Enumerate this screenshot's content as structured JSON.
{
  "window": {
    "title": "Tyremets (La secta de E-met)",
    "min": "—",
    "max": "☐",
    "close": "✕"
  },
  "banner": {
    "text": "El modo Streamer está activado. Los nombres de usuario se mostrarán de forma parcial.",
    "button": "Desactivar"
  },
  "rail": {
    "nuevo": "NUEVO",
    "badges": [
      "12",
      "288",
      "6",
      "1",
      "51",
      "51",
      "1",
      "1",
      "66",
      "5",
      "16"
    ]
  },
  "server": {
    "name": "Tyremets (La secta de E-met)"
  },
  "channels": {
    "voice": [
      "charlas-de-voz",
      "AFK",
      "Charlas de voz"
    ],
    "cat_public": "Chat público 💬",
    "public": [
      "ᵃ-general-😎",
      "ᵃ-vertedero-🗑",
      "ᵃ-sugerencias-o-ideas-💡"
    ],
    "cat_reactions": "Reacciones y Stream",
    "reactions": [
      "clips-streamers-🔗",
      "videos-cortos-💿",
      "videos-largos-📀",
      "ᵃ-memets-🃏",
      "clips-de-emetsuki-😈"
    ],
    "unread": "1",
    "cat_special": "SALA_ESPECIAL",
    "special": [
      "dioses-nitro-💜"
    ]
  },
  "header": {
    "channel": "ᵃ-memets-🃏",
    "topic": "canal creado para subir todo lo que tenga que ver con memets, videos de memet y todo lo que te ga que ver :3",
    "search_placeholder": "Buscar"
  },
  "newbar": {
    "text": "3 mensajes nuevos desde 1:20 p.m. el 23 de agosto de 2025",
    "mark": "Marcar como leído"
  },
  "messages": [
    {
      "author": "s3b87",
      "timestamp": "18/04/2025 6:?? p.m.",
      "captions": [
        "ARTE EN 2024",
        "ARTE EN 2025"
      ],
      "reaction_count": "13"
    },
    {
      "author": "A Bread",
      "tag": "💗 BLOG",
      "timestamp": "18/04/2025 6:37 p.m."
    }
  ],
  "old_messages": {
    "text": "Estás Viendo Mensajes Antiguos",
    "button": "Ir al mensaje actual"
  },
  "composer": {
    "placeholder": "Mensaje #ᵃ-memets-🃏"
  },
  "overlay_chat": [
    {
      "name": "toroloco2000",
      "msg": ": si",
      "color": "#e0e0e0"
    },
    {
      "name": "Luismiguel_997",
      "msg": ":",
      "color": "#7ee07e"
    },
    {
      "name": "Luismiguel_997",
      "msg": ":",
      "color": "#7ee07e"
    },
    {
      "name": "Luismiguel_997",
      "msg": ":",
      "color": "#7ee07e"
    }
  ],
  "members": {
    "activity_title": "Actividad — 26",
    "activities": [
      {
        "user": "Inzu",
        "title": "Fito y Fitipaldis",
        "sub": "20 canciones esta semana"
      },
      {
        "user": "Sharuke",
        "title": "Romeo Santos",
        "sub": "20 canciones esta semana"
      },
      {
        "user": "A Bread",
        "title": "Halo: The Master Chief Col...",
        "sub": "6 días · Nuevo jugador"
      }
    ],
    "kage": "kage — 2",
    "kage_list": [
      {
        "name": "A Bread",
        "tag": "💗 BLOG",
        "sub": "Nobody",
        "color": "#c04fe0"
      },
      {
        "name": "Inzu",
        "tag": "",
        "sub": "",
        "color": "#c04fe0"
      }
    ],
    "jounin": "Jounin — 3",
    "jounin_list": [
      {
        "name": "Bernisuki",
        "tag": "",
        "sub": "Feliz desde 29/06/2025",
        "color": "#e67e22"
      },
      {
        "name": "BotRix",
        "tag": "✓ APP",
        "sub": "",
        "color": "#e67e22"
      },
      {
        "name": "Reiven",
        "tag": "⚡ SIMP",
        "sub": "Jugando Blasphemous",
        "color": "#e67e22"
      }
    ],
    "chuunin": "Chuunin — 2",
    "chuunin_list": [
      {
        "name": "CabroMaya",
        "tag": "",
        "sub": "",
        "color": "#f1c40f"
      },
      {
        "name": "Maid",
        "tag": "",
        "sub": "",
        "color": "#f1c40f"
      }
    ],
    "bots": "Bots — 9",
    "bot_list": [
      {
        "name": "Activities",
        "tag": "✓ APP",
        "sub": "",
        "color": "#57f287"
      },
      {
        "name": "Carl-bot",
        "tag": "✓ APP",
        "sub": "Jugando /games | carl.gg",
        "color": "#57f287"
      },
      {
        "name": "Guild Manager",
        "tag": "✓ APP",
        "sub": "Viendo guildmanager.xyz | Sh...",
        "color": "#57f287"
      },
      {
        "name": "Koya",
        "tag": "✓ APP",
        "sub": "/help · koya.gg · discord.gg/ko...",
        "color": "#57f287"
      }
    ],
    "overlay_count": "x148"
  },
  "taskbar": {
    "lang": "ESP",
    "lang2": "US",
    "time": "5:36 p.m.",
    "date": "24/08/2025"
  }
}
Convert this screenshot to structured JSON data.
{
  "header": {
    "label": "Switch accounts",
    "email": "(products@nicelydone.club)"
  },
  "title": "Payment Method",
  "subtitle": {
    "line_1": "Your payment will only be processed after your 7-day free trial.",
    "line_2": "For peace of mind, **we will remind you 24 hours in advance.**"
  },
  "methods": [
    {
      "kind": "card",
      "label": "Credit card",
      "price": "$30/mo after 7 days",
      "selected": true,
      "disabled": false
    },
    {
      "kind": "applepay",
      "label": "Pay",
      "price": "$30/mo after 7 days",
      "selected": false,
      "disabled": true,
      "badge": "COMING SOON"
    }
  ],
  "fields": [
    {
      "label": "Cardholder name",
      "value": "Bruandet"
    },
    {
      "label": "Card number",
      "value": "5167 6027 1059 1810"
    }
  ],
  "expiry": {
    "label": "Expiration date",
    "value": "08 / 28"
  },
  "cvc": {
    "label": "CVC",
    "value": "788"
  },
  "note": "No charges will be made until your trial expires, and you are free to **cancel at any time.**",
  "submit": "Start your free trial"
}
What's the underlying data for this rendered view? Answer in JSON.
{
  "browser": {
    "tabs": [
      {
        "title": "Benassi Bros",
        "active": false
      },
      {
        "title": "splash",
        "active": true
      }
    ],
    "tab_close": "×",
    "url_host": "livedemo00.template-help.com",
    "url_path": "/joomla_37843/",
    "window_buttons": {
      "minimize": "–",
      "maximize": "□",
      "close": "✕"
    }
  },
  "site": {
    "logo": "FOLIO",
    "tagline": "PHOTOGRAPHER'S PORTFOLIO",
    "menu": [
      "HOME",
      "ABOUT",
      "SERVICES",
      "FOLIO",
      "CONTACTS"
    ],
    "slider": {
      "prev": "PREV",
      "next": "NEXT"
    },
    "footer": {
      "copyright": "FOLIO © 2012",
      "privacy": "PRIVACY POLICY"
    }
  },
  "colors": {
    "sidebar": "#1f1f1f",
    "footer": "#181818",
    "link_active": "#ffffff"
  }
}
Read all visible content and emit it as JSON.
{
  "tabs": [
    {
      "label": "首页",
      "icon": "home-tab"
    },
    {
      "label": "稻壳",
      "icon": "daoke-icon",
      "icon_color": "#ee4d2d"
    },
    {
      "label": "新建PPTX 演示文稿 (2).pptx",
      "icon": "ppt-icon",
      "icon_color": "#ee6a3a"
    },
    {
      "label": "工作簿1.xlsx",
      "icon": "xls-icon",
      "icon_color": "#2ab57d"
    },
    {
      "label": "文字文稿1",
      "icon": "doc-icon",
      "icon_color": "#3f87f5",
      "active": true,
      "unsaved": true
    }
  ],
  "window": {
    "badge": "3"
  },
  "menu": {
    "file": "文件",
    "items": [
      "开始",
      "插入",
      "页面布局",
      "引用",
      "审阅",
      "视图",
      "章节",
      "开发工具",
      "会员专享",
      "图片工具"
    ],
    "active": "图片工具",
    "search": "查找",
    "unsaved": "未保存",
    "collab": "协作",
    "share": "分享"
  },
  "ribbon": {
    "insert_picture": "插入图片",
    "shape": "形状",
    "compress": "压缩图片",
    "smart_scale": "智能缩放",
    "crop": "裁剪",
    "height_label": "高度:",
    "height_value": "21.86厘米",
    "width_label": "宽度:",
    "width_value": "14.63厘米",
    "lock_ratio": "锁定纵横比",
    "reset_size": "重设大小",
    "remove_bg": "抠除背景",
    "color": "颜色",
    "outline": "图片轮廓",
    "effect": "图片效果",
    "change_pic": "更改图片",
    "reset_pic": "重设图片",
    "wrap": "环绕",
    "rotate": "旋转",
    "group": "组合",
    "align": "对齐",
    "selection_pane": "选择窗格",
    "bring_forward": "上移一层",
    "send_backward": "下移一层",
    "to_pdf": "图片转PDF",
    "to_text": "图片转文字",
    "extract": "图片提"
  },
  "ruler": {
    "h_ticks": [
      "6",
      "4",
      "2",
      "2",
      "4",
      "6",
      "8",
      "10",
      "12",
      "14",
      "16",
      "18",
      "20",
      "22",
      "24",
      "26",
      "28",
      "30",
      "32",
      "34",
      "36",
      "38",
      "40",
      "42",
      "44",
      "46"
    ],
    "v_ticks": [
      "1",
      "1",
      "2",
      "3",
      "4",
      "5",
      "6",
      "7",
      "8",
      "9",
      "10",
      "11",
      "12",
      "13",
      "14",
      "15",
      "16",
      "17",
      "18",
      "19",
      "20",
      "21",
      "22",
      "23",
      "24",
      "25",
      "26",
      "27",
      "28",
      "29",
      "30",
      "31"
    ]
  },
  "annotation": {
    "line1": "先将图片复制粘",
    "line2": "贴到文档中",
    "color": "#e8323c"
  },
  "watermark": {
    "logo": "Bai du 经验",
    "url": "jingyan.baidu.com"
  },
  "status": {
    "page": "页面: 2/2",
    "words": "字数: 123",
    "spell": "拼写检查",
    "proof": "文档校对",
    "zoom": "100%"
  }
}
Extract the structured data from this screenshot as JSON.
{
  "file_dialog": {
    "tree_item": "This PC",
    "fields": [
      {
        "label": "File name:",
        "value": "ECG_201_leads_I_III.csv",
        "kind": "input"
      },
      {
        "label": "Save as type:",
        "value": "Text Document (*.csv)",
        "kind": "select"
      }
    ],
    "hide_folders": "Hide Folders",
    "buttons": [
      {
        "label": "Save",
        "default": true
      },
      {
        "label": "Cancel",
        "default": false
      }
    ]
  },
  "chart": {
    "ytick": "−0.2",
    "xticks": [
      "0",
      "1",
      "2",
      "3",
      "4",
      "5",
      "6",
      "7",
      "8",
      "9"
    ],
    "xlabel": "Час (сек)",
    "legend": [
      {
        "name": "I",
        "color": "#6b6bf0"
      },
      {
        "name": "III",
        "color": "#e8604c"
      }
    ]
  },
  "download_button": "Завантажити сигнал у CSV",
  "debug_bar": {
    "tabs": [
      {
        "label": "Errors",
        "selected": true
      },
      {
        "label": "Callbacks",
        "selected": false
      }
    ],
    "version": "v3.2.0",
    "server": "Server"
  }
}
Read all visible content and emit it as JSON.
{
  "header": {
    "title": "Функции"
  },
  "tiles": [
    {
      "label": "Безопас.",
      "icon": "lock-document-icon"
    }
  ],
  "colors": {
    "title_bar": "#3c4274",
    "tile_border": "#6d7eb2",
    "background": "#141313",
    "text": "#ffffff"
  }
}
========================================
### WHAT NEEDS TO BE DONE
Each line in the entries above that includes the string "videos" should be extracted.

### THE ANSWER
      "videos-cortos-💿",
      "videos-largos-📀",
    "topic": "canal creado para subir todo lo que tenga que ver con memets, videos de memet y todo lo que te ga que ver :3",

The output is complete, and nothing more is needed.